◆ **YOUR OBJECTIVE**
Output only the lines from the one holding "Give me a plain-text" to the end of the data below, please, copied exactly.

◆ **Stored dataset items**
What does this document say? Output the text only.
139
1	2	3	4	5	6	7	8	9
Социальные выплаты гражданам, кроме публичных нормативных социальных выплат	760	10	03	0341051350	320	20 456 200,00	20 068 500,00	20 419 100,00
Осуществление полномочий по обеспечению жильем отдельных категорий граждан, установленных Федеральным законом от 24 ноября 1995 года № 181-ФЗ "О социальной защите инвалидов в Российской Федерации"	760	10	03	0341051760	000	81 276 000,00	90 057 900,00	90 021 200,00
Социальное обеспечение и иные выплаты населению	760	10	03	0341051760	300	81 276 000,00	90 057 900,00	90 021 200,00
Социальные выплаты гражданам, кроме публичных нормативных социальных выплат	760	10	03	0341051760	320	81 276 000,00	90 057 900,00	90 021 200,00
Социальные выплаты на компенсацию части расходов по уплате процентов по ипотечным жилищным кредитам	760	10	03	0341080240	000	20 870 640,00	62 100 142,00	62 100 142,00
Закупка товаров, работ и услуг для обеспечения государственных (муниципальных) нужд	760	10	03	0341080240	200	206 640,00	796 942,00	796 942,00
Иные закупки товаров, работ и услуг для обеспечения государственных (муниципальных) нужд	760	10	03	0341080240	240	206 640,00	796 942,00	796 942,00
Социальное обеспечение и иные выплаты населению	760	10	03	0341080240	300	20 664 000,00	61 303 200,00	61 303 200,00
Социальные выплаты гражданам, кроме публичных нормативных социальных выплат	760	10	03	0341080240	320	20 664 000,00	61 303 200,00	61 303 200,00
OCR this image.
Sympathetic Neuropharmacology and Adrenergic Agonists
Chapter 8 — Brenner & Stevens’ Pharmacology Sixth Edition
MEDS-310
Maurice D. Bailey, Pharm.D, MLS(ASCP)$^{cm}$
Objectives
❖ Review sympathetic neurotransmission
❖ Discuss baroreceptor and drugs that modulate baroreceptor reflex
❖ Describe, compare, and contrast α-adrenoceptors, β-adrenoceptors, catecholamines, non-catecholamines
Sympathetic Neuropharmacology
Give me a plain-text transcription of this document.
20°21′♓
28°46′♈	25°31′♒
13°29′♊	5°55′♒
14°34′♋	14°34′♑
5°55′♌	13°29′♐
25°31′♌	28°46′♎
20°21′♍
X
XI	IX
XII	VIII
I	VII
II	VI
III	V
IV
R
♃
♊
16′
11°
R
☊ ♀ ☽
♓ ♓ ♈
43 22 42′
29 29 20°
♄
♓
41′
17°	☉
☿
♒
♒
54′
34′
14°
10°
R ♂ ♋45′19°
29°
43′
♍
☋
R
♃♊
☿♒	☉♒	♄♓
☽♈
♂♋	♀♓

◆ **TASK RESPONSE**
Give me a plain-text transcription of this document.
20°21′♓
28°46′♈	25°31′♒
13°29′♊	5°55′♒
14°34′♋	14°34′♑
5°55′♌	13°29′♐
25°31′♌	28°46′♎
20°21′♍
X
XI	IX
XII	VIII
I	VII
II	VI
III	V
IV
R
♃
♊
16′
11°
R
☊ ♀ ☽
♓ ♓ ♈
43 22 42′
29 29 20°
♄
♓
41′
17°	☉
☿
♒
♒
54′
34′
14°
10°
R ♂ ♋45′19°
29°
43′
♍
☋
R
♃♊
☿♒	☉♒	♄♓
☽♈
♂♋	♀♓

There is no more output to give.